Exercise directions
Produce an exact copy of the lines from the line containing "Convert this document image to plain text." through the last line of the entries below, and only those lines.

[Stored data]
## start

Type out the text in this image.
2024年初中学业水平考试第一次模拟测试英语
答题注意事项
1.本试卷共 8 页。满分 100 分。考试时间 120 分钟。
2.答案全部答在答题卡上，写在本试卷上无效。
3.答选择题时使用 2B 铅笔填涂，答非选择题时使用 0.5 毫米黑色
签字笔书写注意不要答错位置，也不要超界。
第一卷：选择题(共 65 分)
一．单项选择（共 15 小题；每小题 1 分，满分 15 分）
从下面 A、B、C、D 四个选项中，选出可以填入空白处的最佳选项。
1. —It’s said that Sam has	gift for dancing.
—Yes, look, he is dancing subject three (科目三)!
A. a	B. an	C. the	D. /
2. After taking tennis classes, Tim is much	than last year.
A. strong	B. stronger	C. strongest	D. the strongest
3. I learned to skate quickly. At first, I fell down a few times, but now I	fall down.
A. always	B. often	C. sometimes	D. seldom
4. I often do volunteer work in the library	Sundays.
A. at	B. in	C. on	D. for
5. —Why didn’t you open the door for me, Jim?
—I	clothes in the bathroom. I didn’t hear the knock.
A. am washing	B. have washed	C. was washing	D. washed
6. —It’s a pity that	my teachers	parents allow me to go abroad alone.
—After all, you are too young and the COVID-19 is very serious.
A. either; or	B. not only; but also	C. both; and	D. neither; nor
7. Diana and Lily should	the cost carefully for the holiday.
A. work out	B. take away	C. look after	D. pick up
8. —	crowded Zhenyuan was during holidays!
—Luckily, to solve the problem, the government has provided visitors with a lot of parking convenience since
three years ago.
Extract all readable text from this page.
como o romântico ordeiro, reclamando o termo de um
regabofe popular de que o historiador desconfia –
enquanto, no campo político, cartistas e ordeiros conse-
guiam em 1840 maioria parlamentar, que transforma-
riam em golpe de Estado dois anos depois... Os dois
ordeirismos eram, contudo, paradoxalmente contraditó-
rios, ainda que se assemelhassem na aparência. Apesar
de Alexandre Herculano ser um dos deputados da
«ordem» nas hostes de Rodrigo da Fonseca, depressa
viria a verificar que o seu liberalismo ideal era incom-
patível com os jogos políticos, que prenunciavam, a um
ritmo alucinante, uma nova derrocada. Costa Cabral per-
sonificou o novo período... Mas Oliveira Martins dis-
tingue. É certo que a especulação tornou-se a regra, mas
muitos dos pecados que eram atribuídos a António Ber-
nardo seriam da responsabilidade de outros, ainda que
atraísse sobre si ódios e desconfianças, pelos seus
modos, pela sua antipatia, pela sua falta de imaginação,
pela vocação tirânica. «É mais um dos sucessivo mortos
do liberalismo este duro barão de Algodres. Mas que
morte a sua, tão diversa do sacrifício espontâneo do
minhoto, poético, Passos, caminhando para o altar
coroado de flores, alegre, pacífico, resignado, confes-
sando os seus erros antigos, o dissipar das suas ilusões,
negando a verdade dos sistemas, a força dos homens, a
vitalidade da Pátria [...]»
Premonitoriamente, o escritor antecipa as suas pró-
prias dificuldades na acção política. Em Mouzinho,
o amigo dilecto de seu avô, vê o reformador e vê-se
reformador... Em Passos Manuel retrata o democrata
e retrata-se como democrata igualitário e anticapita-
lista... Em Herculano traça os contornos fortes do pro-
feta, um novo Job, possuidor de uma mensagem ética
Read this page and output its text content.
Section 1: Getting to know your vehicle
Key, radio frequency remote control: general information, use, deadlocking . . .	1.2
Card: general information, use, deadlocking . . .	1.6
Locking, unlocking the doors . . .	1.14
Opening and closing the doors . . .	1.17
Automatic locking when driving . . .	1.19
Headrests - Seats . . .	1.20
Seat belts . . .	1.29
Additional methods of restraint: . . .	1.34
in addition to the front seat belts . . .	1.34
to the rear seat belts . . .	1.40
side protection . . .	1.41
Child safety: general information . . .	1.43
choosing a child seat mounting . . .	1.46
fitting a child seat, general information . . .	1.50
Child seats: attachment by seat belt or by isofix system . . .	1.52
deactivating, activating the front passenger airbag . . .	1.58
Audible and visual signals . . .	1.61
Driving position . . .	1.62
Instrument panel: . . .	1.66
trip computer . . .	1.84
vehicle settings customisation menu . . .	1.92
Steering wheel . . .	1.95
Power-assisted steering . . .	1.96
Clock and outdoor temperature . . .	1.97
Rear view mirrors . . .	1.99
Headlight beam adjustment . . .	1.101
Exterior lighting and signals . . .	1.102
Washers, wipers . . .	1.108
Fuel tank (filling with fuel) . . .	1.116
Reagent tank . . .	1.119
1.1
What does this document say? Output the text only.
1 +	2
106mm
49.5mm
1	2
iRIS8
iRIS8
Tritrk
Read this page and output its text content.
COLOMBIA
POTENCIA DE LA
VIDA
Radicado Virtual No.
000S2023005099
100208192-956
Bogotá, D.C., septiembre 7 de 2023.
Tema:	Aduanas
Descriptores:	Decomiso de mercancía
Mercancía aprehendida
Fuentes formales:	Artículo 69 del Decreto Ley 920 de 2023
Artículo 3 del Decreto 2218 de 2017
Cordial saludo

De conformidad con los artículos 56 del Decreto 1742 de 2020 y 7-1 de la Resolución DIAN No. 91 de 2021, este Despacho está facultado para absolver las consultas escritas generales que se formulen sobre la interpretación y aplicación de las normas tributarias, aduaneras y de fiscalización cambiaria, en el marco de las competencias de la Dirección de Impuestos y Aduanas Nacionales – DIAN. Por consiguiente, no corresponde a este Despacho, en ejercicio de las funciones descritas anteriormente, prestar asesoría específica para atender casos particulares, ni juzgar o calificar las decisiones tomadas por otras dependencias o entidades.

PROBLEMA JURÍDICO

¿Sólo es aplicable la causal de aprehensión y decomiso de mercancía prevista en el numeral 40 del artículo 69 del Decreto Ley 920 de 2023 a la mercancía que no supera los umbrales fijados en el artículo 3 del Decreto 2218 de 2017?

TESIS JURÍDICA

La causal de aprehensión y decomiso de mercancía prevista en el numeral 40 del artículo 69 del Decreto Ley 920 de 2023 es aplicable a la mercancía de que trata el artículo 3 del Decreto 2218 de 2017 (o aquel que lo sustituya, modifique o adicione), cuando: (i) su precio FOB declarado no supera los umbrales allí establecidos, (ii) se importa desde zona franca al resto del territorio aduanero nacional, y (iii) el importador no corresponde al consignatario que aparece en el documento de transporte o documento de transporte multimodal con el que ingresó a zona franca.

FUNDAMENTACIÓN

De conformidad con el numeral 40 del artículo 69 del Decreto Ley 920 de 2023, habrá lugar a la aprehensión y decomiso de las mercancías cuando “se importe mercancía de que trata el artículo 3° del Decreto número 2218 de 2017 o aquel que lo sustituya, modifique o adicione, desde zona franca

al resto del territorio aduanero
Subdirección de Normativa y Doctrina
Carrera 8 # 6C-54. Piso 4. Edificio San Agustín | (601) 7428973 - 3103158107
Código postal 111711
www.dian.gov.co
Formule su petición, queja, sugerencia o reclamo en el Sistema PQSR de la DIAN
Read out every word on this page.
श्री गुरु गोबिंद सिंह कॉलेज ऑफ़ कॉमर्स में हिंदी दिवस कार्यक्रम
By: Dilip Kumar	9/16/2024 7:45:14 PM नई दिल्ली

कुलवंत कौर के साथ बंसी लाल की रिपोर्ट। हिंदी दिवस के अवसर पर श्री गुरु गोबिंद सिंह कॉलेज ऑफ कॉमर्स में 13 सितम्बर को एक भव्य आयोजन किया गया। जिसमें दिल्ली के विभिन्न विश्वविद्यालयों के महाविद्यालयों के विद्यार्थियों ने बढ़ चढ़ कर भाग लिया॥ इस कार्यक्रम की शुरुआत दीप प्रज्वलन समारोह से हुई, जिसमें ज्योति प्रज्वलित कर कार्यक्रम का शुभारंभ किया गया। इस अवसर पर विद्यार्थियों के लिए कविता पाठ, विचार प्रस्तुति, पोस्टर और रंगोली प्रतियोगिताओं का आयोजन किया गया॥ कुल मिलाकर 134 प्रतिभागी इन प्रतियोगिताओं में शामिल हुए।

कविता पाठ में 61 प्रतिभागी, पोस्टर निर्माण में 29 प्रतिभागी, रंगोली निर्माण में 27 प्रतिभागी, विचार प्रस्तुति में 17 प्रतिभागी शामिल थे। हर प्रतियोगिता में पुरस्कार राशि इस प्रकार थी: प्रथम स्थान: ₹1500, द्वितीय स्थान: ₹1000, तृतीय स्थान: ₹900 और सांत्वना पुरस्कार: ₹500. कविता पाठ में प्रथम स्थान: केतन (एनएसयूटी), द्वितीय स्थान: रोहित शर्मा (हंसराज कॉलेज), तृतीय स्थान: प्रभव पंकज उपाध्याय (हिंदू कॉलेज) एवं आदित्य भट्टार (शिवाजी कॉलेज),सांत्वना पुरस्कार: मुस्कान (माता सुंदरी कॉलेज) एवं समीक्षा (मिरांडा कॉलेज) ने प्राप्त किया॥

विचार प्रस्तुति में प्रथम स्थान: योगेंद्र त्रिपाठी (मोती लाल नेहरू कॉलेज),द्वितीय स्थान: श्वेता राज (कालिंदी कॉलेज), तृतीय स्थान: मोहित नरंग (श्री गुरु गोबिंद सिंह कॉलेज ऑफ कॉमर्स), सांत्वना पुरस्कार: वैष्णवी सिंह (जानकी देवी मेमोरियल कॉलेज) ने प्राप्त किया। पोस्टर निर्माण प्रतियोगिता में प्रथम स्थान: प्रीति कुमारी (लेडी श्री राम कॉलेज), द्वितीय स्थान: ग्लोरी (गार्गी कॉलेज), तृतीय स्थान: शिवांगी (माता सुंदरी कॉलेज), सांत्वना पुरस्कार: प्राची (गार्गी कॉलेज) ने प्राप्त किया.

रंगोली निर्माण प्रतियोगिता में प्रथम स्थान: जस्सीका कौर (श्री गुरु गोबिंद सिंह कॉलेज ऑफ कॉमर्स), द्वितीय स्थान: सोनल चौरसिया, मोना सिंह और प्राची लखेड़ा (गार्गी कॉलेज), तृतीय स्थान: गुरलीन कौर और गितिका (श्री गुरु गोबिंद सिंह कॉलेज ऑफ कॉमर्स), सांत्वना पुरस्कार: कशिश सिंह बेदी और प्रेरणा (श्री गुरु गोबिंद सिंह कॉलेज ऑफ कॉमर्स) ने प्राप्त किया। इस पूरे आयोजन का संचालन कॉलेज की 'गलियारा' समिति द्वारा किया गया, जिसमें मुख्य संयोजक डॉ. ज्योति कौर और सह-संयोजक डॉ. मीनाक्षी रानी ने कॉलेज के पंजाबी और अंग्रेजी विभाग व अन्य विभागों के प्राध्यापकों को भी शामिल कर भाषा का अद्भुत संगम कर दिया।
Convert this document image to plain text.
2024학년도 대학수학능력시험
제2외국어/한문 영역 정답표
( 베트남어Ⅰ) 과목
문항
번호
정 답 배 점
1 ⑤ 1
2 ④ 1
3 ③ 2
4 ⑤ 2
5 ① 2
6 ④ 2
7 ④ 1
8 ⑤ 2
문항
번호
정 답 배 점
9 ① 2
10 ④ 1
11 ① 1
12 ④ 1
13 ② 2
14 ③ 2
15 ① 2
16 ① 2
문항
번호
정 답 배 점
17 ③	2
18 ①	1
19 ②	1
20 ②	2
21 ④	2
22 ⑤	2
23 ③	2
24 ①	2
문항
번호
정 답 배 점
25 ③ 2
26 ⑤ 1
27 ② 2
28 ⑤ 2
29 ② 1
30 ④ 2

## end

Task solution
Convert this document image to plain text.
2024학년도 대학수학능력시험
제2외국어/한문 영역 정답표
( 베트남어Ⅰ) 과목
문항
번호
정 답 배 점
1 ⑤ 1
2 ④ 1
3 ③ 2
4 ⑤ 2
5 ① 2
6 ④ 2
7 ④ 1
8 ⑤ 2
문항
번호
정 답 배 점
9 ① 2
10 ④ 1
11 ① 1
12 ④ 1
13 ② 2
14 ③ 2
15 ① 2
16 ① 2
문항
번호
정 답 배 점
17 ③	2
18 ①	1
19 ②	1
20 ②	2
21 ④	2
22 ⑤	2
23 ③	2
24 ①	2
문항
번호
정 답 배 점
25 ③ 2
26 ⑤ 1
27 ② 2
28 ⑤ 2
29 ② 1
30 ④ 2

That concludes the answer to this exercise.